# [EXERCISE]
Make an exact copy of all the entries, but do not reproduce the pictures.

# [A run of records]
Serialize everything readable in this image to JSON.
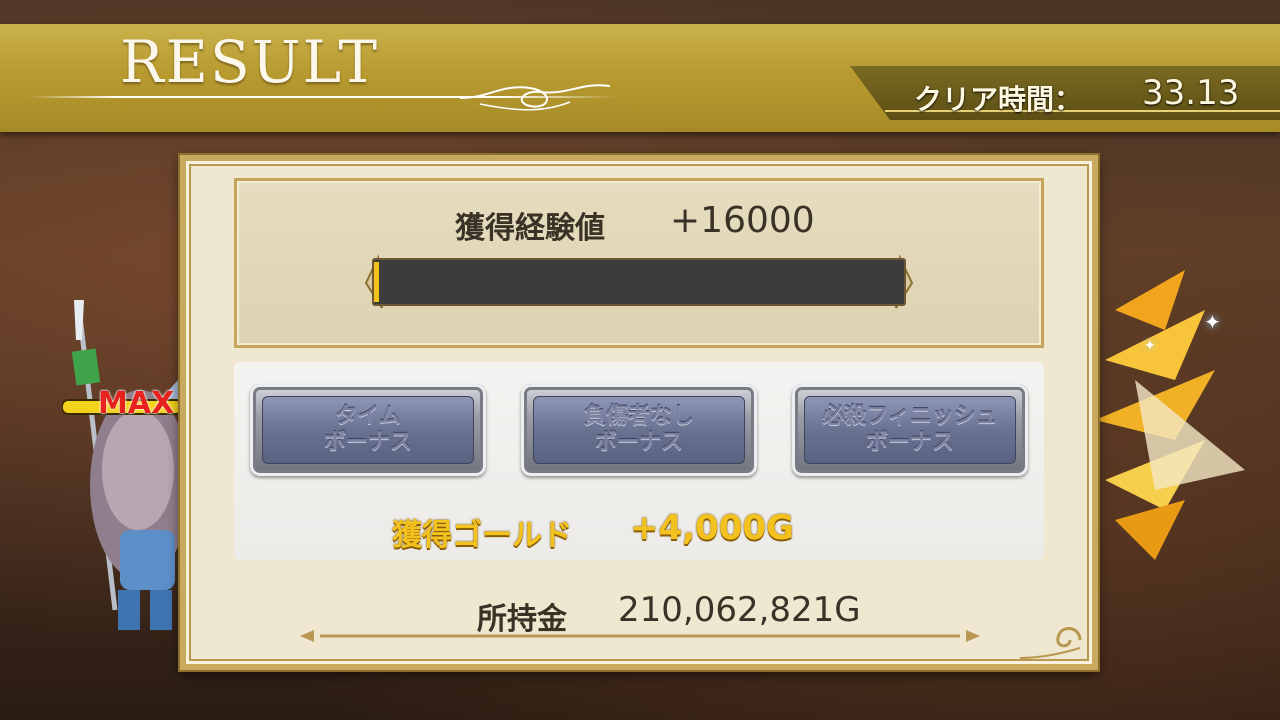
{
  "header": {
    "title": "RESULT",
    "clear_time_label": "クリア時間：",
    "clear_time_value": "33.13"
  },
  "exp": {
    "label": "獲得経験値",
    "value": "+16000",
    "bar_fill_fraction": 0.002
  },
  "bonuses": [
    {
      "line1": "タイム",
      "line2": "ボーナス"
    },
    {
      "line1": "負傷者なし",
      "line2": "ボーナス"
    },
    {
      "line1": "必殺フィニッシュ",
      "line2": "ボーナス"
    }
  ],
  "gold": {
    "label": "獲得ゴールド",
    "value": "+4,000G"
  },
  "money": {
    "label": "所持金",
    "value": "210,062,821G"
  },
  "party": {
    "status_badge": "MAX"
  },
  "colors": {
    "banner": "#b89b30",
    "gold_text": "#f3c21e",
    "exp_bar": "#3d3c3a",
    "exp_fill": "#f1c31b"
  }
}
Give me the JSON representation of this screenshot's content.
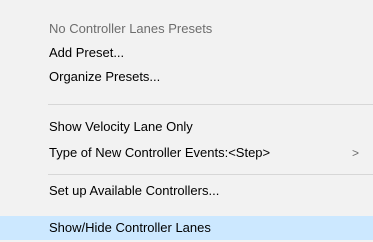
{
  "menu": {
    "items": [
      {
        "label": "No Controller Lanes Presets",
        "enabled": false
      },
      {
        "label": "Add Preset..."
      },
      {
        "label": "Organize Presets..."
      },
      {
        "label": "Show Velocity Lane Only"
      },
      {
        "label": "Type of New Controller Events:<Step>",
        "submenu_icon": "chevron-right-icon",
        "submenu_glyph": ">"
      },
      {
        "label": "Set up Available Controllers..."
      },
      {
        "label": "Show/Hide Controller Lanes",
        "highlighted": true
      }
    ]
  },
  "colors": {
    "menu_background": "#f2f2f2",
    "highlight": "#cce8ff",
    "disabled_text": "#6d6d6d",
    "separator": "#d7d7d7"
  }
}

# [SOLUTION FOR THIS PROBLEM]
Serialize everything readable in this image to JSON.
{
  "header": {
    "title": "RESULT",
    "clear_time_label": "クリア時間：",
    "clear_time_value": "33.13"
  },
  "exp": {
    "label": "獲得経験値",
    "value": "+16000",
    "bar_fill_fraction": 0.002
  },
  "bonuses": [
    {
      "line1": "タイム",
      "line2": "ボーナス"
    },
    {
      "line1": "負傷者なし",
      "line2": "ボーナス"
    },
    {
      "line1": "必殺フィニッシュ",
      "line2": "ボーナス"
    }
  ],
  "gold": {
    "label": "獲得ゴールド",
    "value": "+4,000G"
  },
  "money": {
    "label": "所持金",
    "value": "210,062,821G"
  },
  "party": {
    "status_badge": "MAX"
  },
  "colors": {
    "banner": "#b89b30",
    "gold_text": "#f3c21e",
    "exp_bar": "#3d3c3a",
    "exp_fill": "#f1c31b"
  }
}
Give me the JSON representation of this screenshot's content.
{
  "menu": {
    "items": [
      {
        "label": "No Controller Lanes Presets",
        "enabled": false
      },
      {
        "label": "Add Preset..."
      },
      {
        "label": "Organize Presets..."
      },
      {
        "label": "Show Velocity Lane Only"
      },
      {
        "label": "Type of New Controller Events:<Step>",
        "submenu_icon": "chevron-right-icon",
        "submenu_glyph": ">"
      },
      {
        "label": "Set up Available Controllers..."
      },
      {
        "label": "Show/Hide Controller Lanes",
        "highlighted": true
      }
    ]
  },
  "colors": {
    "menu_background": "#f2f2f2",
    "highlight": "#cce8ff",
    "disabled_text": "#6d6d6d",
    "separator": "#d7d7d7"
  }
}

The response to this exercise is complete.